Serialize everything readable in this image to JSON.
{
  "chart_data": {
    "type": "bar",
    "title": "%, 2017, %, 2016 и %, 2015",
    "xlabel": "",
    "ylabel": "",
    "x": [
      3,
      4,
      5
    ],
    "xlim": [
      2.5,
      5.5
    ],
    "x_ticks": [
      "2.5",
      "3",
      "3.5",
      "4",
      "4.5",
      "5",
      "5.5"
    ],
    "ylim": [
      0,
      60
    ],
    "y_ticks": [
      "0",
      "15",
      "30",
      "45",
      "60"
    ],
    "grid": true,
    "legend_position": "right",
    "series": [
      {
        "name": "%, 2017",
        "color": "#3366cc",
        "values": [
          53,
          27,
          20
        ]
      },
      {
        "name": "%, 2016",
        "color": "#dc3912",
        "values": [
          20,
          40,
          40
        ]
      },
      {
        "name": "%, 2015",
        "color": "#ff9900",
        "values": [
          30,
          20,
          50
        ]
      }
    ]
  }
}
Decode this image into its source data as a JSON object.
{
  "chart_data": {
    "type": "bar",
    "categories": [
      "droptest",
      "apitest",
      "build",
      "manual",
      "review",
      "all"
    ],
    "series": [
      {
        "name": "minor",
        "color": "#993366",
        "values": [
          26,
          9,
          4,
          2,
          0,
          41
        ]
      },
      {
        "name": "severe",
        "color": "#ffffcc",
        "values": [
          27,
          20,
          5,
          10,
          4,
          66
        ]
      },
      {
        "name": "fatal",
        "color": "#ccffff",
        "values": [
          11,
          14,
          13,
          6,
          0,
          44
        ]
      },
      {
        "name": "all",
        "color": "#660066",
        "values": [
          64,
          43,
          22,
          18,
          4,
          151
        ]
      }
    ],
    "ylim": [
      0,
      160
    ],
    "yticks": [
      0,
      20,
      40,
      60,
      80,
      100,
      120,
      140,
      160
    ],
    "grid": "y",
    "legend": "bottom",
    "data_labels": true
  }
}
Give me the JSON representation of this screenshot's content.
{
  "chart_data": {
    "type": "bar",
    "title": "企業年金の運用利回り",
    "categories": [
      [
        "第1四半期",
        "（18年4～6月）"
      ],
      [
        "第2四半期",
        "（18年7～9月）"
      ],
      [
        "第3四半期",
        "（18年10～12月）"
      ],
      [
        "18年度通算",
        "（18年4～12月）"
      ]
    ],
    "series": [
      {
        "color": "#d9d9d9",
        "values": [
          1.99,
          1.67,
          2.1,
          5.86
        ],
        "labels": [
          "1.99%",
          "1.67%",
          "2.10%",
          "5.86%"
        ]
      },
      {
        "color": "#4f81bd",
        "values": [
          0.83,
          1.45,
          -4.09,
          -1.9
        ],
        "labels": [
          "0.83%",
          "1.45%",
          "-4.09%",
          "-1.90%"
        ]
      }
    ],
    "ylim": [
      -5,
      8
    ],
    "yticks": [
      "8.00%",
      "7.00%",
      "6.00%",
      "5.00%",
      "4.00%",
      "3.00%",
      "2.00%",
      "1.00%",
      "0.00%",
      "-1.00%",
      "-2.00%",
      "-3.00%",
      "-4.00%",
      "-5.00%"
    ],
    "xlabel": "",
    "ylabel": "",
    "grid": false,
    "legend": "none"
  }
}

# # #

Instructions to follow.
Each entry must be reproduced verbatim.

Solution below.
Serialize everything readable in this image to JSON.
{
  "chart_data": {
    "type": "bar",
    "title": "%, 2017, %, 2016 и %, 2015",
    "xlabel": "",
    "ylabel": "",
    "x": [
      3,
      4,
      5
    ],
    "xlim": [
      2.5,
      5.5
    ],
    "x_ticks": [
      "2.5",
      "3",
      "3.5",
      "4",
      "4.5",
      "5",
      "5.5"
    ],
    "ylim": [
      0,
      60
    ],
    "y_ticks": [
      "0",
      "15",
      "30",
      "45",
      "60"
    ],
    "grid": true,
    "legend_position": "right",
    "series": [
      {
        "name": "%, 2017",
        "color": "#3366cc",
        "values": [
          53,
          27,
          20
        ]
      },
      {
        "name": "%, 2016",
        "color": "#dc3912",
        "values": [
          20,
          40,
          40
        ]
      },
      {
        "name": "%, 2015",
        "color": "#ff9900",
        "values": [
          30,
          20,
          50
        ]
      }
    ]
  }
}
Decode this image into its source data as a JSON object.
{
  "chart_data": {
    "type": "bar",
    "categories": [
      "droptest",
      "apitest",
      "build",
      "manual",
      "review",
      "all"
    ],
    "series": [
      {
        "name": "minor",
        "color": "#993366",
        "values": [
          26,
          9,
          4,
          2,
          0,
          41
        ]
      },
      {
        "name": "severe",
        "color": "#ffffcc",
        "values": [
          27,
          20,
          5,
          10,
          4,
          66
        ]
      },
      {
        "name": "fatal",
        "color": "#ccffff",
        "values": [
          11,
          14,
          13,
          6,
          0,
          44
        ]
      },
      {
        "name": "all",
        "color": "#660066",
        "values": [
          64,
          43,
          22,
          18,
          4,
          151
        ]
      }
    ],
    "ylim": [
      0,
      160
    ],
    "yticks": [
      0,
      20,
      40,
      60,
      80,
      100,
      120,
      140,
      160
    ],
    "grid": "y",
    "legend": "bottom",
    "data_labels": true
  }
}
Give me the JSON representation of this screenshot's content.
{
  "chart_data": {
    "type": "bar",
    "title": "企業年金の運用利回り",
    "categories": [
      [
        "第1四半期",
        "（18年4～6月）"
      ],
      [
        "第2四半期",
        "（18年7～9月）"
      ],
      [
        "第3四半期",
        "（18年10～12月）"
      ],
      [
        "18年度通算",
        "（18年4～12月）"
      ]
    ],
    "series": [
      {
        "color": "#d9d9d9",
        "values": [
          1.99,
          1.67,
          2.1,
          5.86
        ],
        "labels": [
          "1.99%",
          "1.67%",
          "2.10%",
          "5.86%"
        ]
      },
      {
        "color": "#4f81bd",
        "values": [
          0.83,
          1.45,
          -4.09,
          -1.9
        ],
        "labels": [
          "0.83%",
          "1.45%",
          "-4.09%",
          "-1.90%"
        ]
      }
    ],
    "ylim": [
      -5,
      8
    ],
    "yticks": [
      "8.00%",
      "7.00%",
      "6.00%",
      "5.00%",
      "4.00%",
      "3.00%",
      "2.00%",
      "1.00%",
      "0.00%",
      "-1.00%",
      "-2.00%",
      "-3.00%",
      "-4.00%",
      "-5.00%"
    ],
    "xlabel": "",
    "ylabel": "",
    "grid": false,
    "legend": "none"
  }
}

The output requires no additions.